▶ _Exercise_
Set every record down verbatim and omit the pictures.

......

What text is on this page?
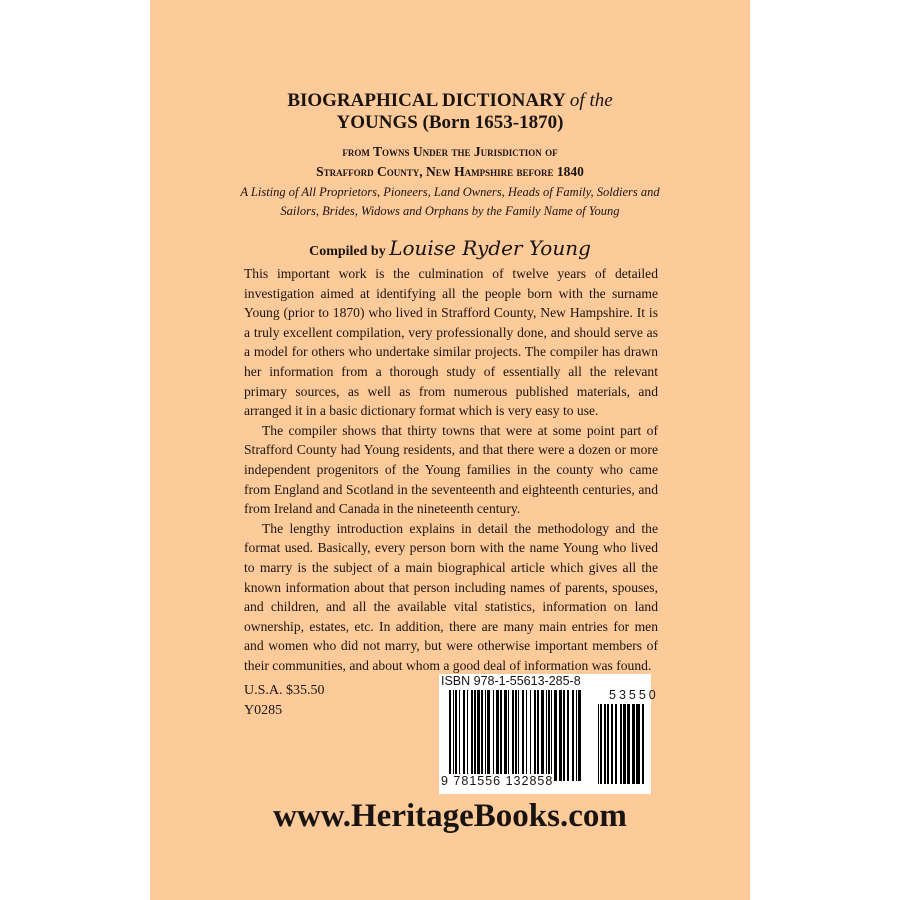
BIOGRAPHICAL DICTIONARY of the
YOUNGS (Born 1653-1870)
from Towns Under the Jurisdiction of
Strafford County, New Hampshire before 1840
A Listing of All Proprietors, Pioneers, Land Owners, Heads of Family, Soldiers and
Sailors, Brides, Widows and Orphans by the Family Name of Young
Compiled by Louise Ryder Young

This important work is the culmination of twelve years of detailed investigation aimed at identifying all the people born with the surname Young (prior to 1870) who lived in Strafford County, New Hampshire. It is a truly excellent compilation, very professionally done, and should serve as a model for others who undertake similar projects. The compiler has drawn her information from a thorough study of essentially all the relevant primary sources, as well as from numerous published materials, and arranged it in a basic dictionary format which is very easy to use.

The compiler shows that thirty towns that were at some point part of Strafford County had Young residents, and that there were a dozen or more independent progenitors of the Young families in the county who came from England and Scotland in the seventeenth and eighteenth centuries, and from Ireland and Canada in the nineteenth century.

The lengthy introduction explains in detail the methodology and the format used. Basically, every person born with the name Young who lived to marry is the subject of a main biographical article which gives all the known information about that person including names of parents, spouses, and children, and all the available vital statistics, information on land ownership, estates, etc. In addition, there are many main entries for men and women who did not marry, but were otherwise important members of their communities, and about whom a good deal of information was found.

U.S.A. $35.50
Y0285
ISBN 978-1-55613-285-8
9 781556 132858
53550
www.HeritageBooks.com
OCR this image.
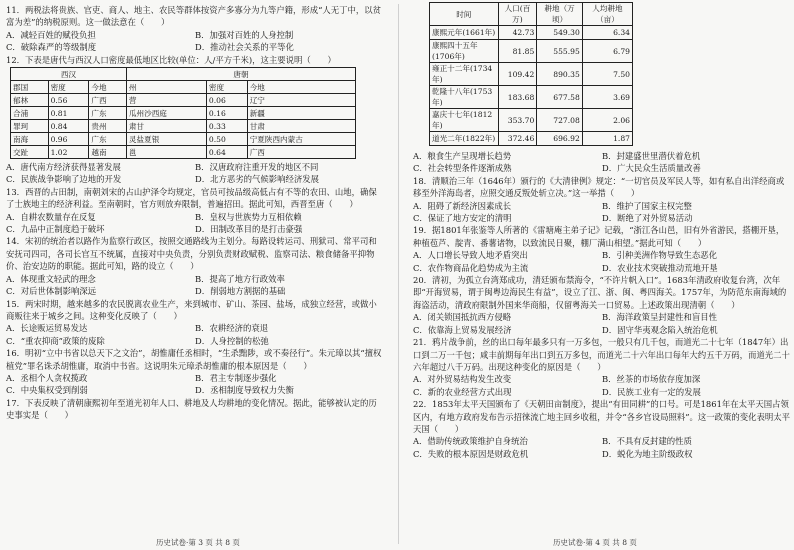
11．两税法将贵族、官吏、商人、地主、农民等群体按资产多寡分为九等户籍，形成“人无丁中，以贫富为差”的纳税原则。这一做法意在（　　）

A．减轻百姓的赋役负担	B．加强对百姓的人身控制
C．破除森严的等级制度	D．推动社会关系的平等化

12．下表是唐代与西汉人口密度最低地区比较(单位：人/平方千米)，这主要说明（　　）

西汉			唐朝		
郡国	密度	今地	州	密度	今地
郁林	0.56	广西	营	0.06	辽宁
合浦	0.81	广东	瓜州沙西庭	0.16	新疆
罪珂	0.84	贵州	肃甘	0.33	甘肃
南海	0.96	广东	灵盐夏银	0.50	宁夏陕西内蒙古
交趾	1.02	越南	邕	0.64	广西
A．唐代南方经济获得显著发展	B．汉唐政府注重开发的地区不同
C．民族战争影响了边地的开发	D．北方恶劣的气候影响经济发展

13．西晋的占田制，南朝刘宋的占山护泽令均规定，官员可按品级高低占有不等的农田、山地，确保了士族地主的经济利益。至南朝时，官方则放弃限制，普遍招田。据此可知，西晋至唐（　　）

A．自耕农数量存在反复	B．皇权与世族势力互相依赖
C．九品中正制度趋于破坏	D．田制改革目的是打击豪强

14．宋初的统治者以路作为监察行政区，按照交通路线为主划分。每路设转运司、刑狱司、常平司和安抚司四司，各司长官互不统属，直接对中央负责，分别负责财政赋税、监察司法、粮食储备平抑物价、治安边防的职能。据此可知，路的设立（　　）

A．体现重文轻武的理念	B．提高了地方行政效率
C．对后世体制影响深远	D．削弱地方割据的基础

15．两宋时期，越来越多的农民脱离农业生产，来到城市、矿山、茶园、盐场，成独立经营，或做小商贩往来于城乡之间。这种变化反映了（　　）

A．长途贩运贸易发达	B．农耕经济的衰退
C．“重农抑商”政策的废除	D．人身控制的松弛

16．明初“立中书省以总天下之文治”，胡惟庸任丞相时，“生杀黜陟，或不奏径行”。朱元璋以其“擅权植党”罪名诛杀胡惟庸，取消中书省。这说明朱元璋杀胡惟庸的根本原因是（　　）

A．丞相个人贪权揽政	B．君主专制逐步强化
C．中央集权受到削弱	D．丞相制度导致权力失衡

17．下表反映了清朝康熙初年至道光初年人口、耕地及人均耕地的变化情况。据此，能够被认定的历史事实是（　　）

历史试卷·第 3 页 共 8 页
时间	人口(百万)	耕地（万顷）	人均耕地（亩）
康熙元年(1661年)	42.73	549.30	6.34
康熙四十五年(1706年)	81.85	555.95	6.79
雍正十二年(1734年)	109.42	890.35	7.50
乾隆十八年(1753年)	183.68	677.58	3.69
嘉庆十七年(1812年)	353.70	727.08	2.06
道光二年(1822年)	372.46	696.92	1.87
A．粮食生产呈现增长趋势	B．封建盛世里潜伏着危机
C．社会转型条件逐渐成熟	D．广大民众生活质量改善

18．清顺治三年（1646年）颁行的《大清律例》规定：“一切官员及军民人等，如有私自出洋经商或移至外洋海岛者，应照交通反叛处斩立决。”这一举措（　　）

A．阻碍了新经济因素成长	B．维护了国家主权完整
C．保证了地方安定的清明	D．断绝了对外贸易活动

19．据1801年张鉴等人所著的《雷塘庵主弟子记》记载，“浙江各山邑，旧有外省游民，搭棚开垦，种植苞芦、靛青、番薯诸物，以致流民日聚，棚厂满山相望。”据此可知（　　）

A．人口增长导致人地矛盾突出	B．引种美洲作物导致生态恶化
C．农作物商品化趋势成为主流	D．农业技术突破推动荒地开垦

20．清初，为孤立台湾郑成功，清廷颁布禁海令，“不许片帆入口”。1683年清政府收复台湾，次年即“开海贸易，谓于闽粤边海民生有益”，设立了江、浙、闽、粤四海关。1757年，为防范东南海域的海盗活动，清政府限制外国来华商船，仅留粤海关一口贸易。上述政策出现清朝（　　）

A．闭关锁国抵抗西方侵略	B．海洋政策呈封建性和盲目性
C．依靠海上贸易发展经济	D．固守华夷观念陷入统治危机

21．鸦片战争前，丝的出口每年最多只有一万多包，一般只有几千包，而道光二十七年（1847年）出口到二万一千包；咸丰前期每年出口到五万多包，而道光二十六年出口每年大约五千万码，而道光二十六年超过八千万码。出现这种变化的原因是（　　）

A．对外贸易结构发生改变	B．丝茶的市场依存度加深
C．新的农业经营方式出现	D．民族工业有一定的发展

22．1853年太平天国颁布了《天朝田亩制度》，提出“有田同耕”的口号。可是1861年在太平天国占领区内，有地方政府发布告示招徕流亡地主回乡收租，并令“各乡官设局照料”。这一政策的变化表明太平天国（　　）

A．借助传统政策维护自身统治	B．不具有反封建的性质
C．失败的根本原因是财政危机	D．蜕化为地主阶级政权
历史试卷·第 4 页 共 8 页
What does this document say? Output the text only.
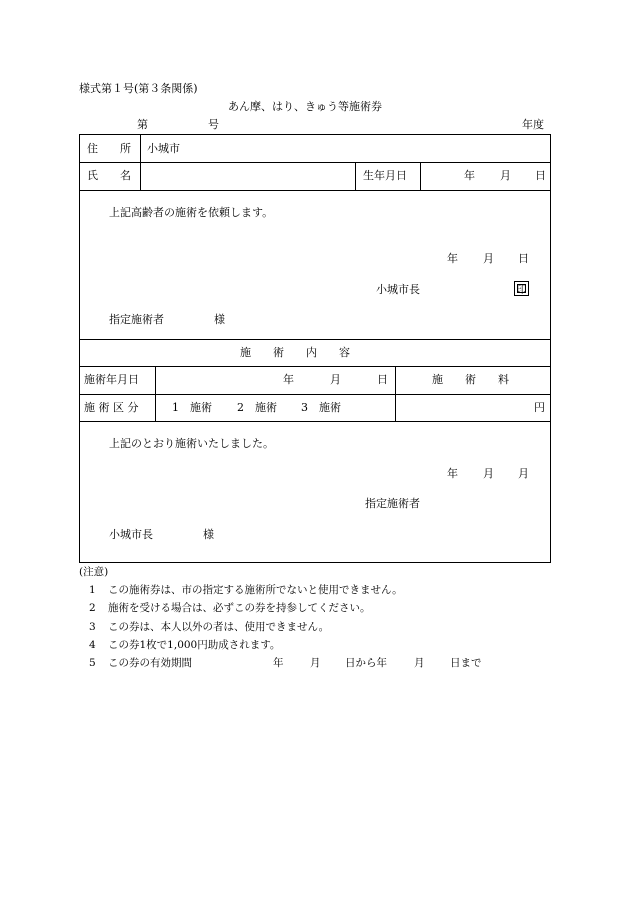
様式第１号(第３条関係)
あん摩、はり、きゅう等施術券
第	号	年度
住　　所 小城市
氏　　名	生年月日	年 月 日
上記高齢者の施術を依頼します。
年 月 日
小城市長	印
指定施術者	様
施　　術　　内　　容
施術年月日	年	月	日	施　　術　　料
施 術 区 分	1　施術 2　施術 3　施術	円
上記のとおり施術いたしました。
年 月 月
指定施術者
小城市長	様
(注意)
1 この施術券は、市の指定する施術所でないと使用できません。
2 施術を受ける場合は、必ずこの券を持参してください。
3 この券は、本人以外の者は、使用できません。
4 この券1枚で1,000円助成されます。
5 この券の有効期間	年	月 日から年	月 日まで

......

▶ _Result_
What text is on this page?
BIOGRAPHICAL DICTIONARY of the
YOUNGS (Born 1653-1870)
from Towns Under the Jurisdiction of
Strafford County, New Hampshire before 1840
A Listing of All Proprietors, Pioneers, Land Owners, Heads of Family, Soldiers and
Sailors, Brides, Widows and Orphans by the Family Name of Young
Compiled by Louise Ryder Young

This important work is the culmination of twelve years of detailed investigation aimed at identifying all the people born with the surname Young (prior to 1870) who lived in Strafford County, New Hampshire. It is a truly excellent compilation, very professionally done, and should serve as a model for others who undertake similar projects. The compiler has drawn her information from a thorough study of essentially all the relevant primary sources, as well as from numerous published materials, and arranged it in a basic dictionary format which is very easy to use.

The compiler shows that thirty towns that were at some point part of Strafford County had Young residents, and that there were a dozen or more independent progenitors of the Young families in the county who came from England and Scotland in the seventeenth and eighteenth centuries, and from Ireland and Canada in the nineteenth century.

The lengthy introduction explains in detail the methodology and the format used. Basically, every person born with the name Young who lived to marry is the subject of a main biographical article which gives all the known information about that person including names of parents, spouses, and children, and all the available vital statistics, information on land ownership, estates, etc. In addition, there are many main entries for men and women who did not marry, but were otherwise important members of their communities, and about whom a good deal of information was found.

U.S.A. $35.50
Y0285
ISBN 978-1-55613-285-8
9 781556 132858
53550
www.HeritageBooks.com
OCR this image.
11．两税法将贵族、官吏、商人、地主、农民等群体按资产多寡分为九等户籍，形成“人无丁中，以贫富为差”的纳税原则。这一做法意在（　　）

A．减轻百姓的赋役负担	B．加强对百姓的人身控制
C．破除森严的等级制度	D．推动社会关系的平等化

12．下表是唐代与西汉人口密度最低地区比较(单位：人/平方千米)，这主要说明（　　）

西汉			唐朝		
郡国	密度	今地	州	密度	今地
郁林	0.56	广西	营	0.06	辽宁
合浦	0.81	广东	瓜州沙西庭	0.16	新疆
罪珂	0.84	贵州	肃甘	0.33	甘肃
南海	0.96	广东	灵盐夏银	0.50	宁夏陕西内蒙古
交趾	1.02	越南	邕	0.64	广西
A．唐代南方经济获得显著发展	B．汉唐政府注重开发的地区不同
C．民族战争影响了边地的开发	D．北方恶劣的气候影响经济发展

13．西晋的占田制，南朝刘宋的占山护泽令均规定，官员可按品级高低占有不等的农田、山地，确保了士族地主的经济利益。至南朝时，官方则放弃限制，普遍招田。据此可知，西晋至唐（　　）

A．自耕农数量存在反复	B．皇权与世族势力互相依赖
C．九品中正制度趋于破坏	D．田制改革目的是打击豪强

14．宋初的统治者以路作为监察行政区，按照交通路线为主划分。每路设转运司、刑狱司、常平司和安抚司四司，各司长官互不统属，直接对中央负责，分别负责财政赋税、监察司法、粮食储备平抑物价、治安边防的职能。据此可知，路的设立（　　）

A．体现重文轻武的理念	B．提高了地方行政效率
C．对后世体制影响深远	D．削弱地方割据的基础

15．两宋时期，越来越多的农民脱离农业生产，来到城市、矿山、茶园、盐场，成独立经营，或做小商贩往来于城乡之间。这种变化反映了（　　）

A．长途贩运贸易发达	B．农耕经济的衰退
C．“重农抑商”政策的废除	D．人身控制的松弛

16．明初“立中书省以总天下之文治”，胡惟庸任丞相时，“生杀黜陟，或不奏径行”。朱元璋以其“擅权植党”罪名诛杀胡惟庸，取消中书省。这说明朱元璋杀胡惟庸的根本原因是（　　）

A．丞相个人贪权揽政	B．君主专制逐步强化
C．中央集权受到削弱	D．丞相制度导致权力失衡

17．下表反映了清朝康熙初年至道光初年人口、耕地及人均耕地的变化情况。据此，能够被认定的历史事实是（　　）

历史试卷·第 3 页 共 8 页
时间	人口(百万)	耕地（万顷）	人均耕地（亩）
康熙元年(1661年)	42.73	549.30	6.34
康熙四十五年(1706年)	81.85	555.95	6.79
雍正十二年(1734年)	109.42	890.35	7.50
乾隆十八年(1753年)	183.68	677.58	3.69
嘉庆十七年(1812年)	353.70	727.08	2.06
道光二年(1822年)	372.46	696.92	1.87
A．粮食生产呈现增长趋势	B．封建盛世里潜伏着危机
C．社会转型条件逐渐成熟	D．广大民众生活质量改善

18．清顺治三年（1646年）颁行的《大清律例》规定：“一切官员及军民人等，如有私自出洋经商或移至外洋海岛者，应照交通反叛处斩立决。”这一举措（　　）

A．阻碍了新经济因素成长	B．维护了国家主权完整
C．保证了地方安定的清明	D．断绝了对外贸易活动

19．据1801年张鉴等人所著的《雷塘庵主弟子记》记载，“浙江各山邑，旧有外省游民，搭棚开垦，种植苞芦、靛青、番薯诸物，以致流民日聚，棚厂满山相望。”据此可知（　　）

A．人口增长导致人地矛盾突出	B．引种美洲作物导致生态恶化
C．农作物商品化趋势成为主流	D．农业技术突破推动荒地开垦

20．清初，为孤立台湾郑成功，清廷颁布禁海令，“不许片帆入口”。1683年清政府收复台湾，次年即“开海贸易，谓于闽粤边海民生有益”，设立了江、浙、闽、粤四海关。1757年，为防范东南海域的海盗活动，清政府限制外国来华商船，仅留粤海关一口贸易。上述政策出现清朝（　　）

A．闭关锁国抵抗西方侵略	B．海洋政策呈封建性和盲目性
C．依靠海上贸易发展经济	D．固守华夷观念陷入统治危机

21．鸦片战争前，丝的出口每年最多只有一万多包，一般只有几千包，而道光二十七年（1847年）出口到二万一千包；咸丰前期每年出口到五万多包，而道光二十六年出口每年大约五千万码，而道光二十六年超过八千万码。出现这种变化的原因是（　　）

A．对外贸易结构发生改变	B．丝茶的市场依存度加深
C．新的农业经营方式出现	D．民族工业有一定的发展

22．1853年太平天国颁布了《天朝田亩制度》，提出“有田同耕”的口号。可是1861年在太平天国占领区内，有地方政府发布告示招徕流亡地主回乡收租，并令“各乡官设局照料”。这一政策的变化表明太平天国（　　）

A．借助传统政策维护自身统治	B．不具有反封建的性质
C．失败的根本原因是财政危机	D．蜕化为地主阶级政权
历史试卷·第 4 页 共 8 页
What does this document say? Output the text only.
様式第１号(第３条関係)
あん摩、はり、きゅう等施術券
第	号	年度
住　　所 小城市
氏　　名	生年月日	年 月 日
上記高齢者の施術を依頼します。
年 月 日
小城市長	印
指定施術者	様
施　　術　　内　　容
施術年月日	年	月	日	施　　術　　料
施 術 区 分	1　施術 2　施術 3　施術	円
上記のとおり施術いたしました。
年 月 月
指定施術者
小城市長	様
(注意)
1 この施術券は、市の指定する施術所でないと使用できません。
2 施術を受ける場合は、必ずこの券を持参してください。
3 この券は、本人以外の者は、使用できません。
4 この券1枚で1,000円助成されます。
5 この券の有効期間	年	月 日から年	月 日まで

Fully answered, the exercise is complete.